** Opening EXCERPT block **
By end of the 19th century Smith’s was producing about 13 million crackers a year and exporting all over the world. The manufacturing process was very labour intensive – machines made the boxes and assembled the papers but women rolled, glued and tied the crackers by hand, as well as putting in the essential novelties, hats and jokes. Alice Adelaide Morgan, born in 1910, worked at the Smith’s factory in Finsbury Square, London from the age of 14 until she married in her mid-twenties. She remembered that the crackers for the Royal Family were made there, and that every year a member of the Royal Household came to the factory with small packages to be put inside them – but the women working there were never told what they were.

The website www.christmasarchives.com/crackers.html has useful background information on the history of crackers. Unfortunately, the Tom Smith’s factory and archive was destroyed by bombing during the Second World War.

A ‘cracker maker’ may also sometimes be a female worker in a firework factory.

Curds and whey seller

 

A street trade of the 19th century mostly carried out by women, in the summer months. They bought skim milk from a dairy, scalded, cooled and sweetened it and added rennet to make it set. In an hour it was ready – the curd was the solid and the whey the liquid that ran out when it was cut into. It was served in mugs or glasses, from a stall ‘covered with a white cloth, or in some cases an oil-cloth, and on this the curds, in a bright kettle or pan, are deposited’. See street seller.
** Closing EXCERPT block **
**EXPLORE THE MATERIAL:**
**A)** Please summarize the excerpt on cracker makers and curds and whey sellers in two sentences.
**B)** Extend the excerpt on cracker makers and curds and whey sellers, picking up after its final line.
** Opening EXTRACTED INFORMATION block **
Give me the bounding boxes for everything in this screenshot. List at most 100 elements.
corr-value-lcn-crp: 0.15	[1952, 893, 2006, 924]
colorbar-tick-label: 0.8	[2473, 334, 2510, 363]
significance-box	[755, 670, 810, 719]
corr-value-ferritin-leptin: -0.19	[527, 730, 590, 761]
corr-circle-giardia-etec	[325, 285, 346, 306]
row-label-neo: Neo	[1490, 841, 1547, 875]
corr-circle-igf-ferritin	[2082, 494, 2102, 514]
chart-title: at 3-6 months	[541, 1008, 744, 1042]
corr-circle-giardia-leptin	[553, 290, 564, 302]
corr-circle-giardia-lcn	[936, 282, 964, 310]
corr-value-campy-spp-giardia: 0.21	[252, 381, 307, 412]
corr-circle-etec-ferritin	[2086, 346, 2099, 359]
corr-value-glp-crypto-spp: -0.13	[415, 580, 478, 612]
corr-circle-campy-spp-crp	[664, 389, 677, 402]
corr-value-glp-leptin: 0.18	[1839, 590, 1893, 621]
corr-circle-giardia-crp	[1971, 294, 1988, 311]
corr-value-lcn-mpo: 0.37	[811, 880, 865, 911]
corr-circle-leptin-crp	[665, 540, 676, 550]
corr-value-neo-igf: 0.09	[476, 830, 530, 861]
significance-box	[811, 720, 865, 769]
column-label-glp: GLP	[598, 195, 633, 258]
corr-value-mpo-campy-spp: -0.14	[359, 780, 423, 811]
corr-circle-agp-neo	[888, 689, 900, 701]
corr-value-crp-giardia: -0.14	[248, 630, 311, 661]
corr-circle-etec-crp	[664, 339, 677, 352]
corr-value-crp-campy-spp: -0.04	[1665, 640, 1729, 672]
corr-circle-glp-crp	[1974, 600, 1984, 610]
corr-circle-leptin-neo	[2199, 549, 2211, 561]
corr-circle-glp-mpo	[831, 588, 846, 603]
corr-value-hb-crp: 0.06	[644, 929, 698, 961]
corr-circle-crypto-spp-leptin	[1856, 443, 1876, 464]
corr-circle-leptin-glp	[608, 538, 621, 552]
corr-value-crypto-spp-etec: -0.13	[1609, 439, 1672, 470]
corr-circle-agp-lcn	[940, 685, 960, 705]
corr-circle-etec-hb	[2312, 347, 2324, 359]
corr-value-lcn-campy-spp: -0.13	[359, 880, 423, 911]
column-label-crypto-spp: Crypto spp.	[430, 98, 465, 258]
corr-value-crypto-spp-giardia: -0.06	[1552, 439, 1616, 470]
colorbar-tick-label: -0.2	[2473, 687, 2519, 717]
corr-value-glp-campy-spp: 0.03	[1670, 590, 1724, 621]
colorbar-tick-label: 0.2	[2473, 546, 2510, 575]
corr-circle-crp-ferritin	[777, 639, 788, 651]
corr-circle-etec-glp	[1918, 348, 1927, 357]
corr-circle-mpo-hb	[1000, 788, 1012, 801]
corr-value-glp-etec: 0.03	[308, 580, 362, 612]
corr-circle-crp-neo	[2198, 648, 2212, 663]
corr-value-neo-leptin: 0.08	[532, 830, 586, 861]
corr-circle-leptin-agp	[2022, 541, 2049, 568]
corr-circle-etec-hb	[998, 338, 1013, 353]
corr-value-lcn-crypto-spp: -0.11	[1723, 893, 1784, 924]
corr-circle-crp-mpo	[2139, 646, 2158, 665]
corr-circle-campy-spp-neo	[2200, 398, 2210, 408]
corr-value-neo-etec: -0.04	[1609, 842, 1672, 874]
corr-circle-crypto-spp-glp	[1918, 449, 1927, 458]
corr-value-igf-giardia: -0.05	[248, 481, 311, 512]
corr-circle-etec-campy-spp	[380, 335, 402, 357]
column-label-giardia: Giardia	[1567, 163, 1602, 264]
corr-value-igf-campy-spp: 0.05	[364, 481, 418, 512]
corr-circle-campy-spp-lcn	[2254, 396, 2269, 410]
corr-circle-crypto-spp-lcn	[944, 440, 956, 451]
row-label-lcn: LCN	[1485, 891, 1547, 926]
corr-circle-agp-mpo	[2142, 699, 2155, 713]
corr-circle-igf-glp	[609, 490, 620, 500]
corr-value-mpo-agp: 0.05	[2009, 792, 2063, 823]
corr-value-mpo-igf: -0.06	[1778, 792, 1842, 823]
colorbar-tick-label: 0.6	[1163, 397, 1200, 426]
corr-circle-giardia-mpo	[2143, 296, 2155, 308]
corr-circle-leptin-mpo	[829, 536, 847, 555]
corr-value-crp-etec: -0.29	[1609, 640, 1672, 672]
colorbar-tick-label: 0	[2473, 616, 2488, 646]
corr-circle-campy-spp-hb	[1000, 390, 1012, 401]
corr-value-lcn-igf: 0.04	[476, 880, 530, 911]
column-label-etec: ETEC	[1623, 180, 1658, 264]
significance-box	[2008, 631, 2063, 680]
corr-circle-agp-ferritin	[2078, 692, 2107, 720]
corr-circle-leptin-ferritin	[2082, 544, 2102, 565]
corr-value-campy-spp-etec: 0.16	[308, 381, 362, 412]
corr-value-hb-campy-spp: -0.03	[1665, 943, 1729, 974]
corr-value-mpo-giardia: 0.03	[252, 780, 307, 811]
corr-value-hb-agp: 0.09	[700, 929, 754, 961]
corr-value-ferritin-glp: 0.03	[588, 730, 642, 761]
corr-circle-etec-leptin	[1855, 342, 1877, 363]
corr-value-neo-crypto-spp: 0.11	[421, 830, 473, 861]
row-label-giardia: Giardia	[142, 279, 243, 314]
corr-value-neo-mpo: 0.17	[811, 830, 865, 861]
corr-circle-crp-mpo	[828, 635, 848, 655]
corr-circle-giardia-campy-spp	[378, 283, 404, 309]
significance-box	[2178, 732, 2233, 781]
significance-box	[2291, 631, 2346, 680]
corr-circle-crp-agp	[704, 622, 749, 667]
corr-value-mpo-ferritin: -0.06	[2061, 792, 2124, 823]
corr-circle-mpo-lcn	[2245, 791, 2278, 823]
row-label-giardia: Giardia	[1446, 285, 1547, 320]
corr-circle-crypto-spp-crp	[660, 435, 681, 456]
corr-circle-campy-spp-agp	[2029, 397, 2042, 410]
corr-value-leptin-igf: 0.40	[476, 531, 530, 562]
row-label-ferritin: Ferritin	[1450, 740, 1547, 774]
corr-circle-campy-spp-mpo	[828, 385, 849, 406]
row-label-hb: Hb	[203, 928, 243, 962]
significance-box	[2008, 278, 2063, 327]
** Closing EXTRACTED INFORMATION block **
**ANSWERS TO THE EXERCISE:**
**A)** By the end of the 19th century Smith's was producing about 13 million crackers a year, with women rolling, gluing and tying them by hand and adding the novelties, hats and jokes, and the firm's factory and archive were later destroyed by bombing in the Second World War. Curds and whey selling was a 19th-century summer street trade mostly carried out by women, who set scalded, sweetened skim milk with rennet and served it in mugs or glasses from a stall covered with a cloth.

**B)**
Cutlery worker

The cutlery industry, based in Sheffield, employed women on the finishing processes for knives, forks, spoons, tools, razors, files, saws, scissors and surgical instruments: in 1871 there were nearly 2,000 female workers.

The industry was a dirty and unhealthy one, but women did mostly the lighter work – making up and finishing the products, particularly by adding bone, ivory or wood handles and if necessary lacquering them, and ‘dressing and scouring’, i.e. scouring the metal with sandpaper and polishing it to a good finish (earning 7s to 12s a week in the 1870s). For examples of the trade see the website of the Sheffield Industrial Museums Trust (www.simt.co.uk/collections/collections-1-2-1.html). A History of Sheffield, David Hey (Carnegie Publications, 2005) has details of the cutlery industry.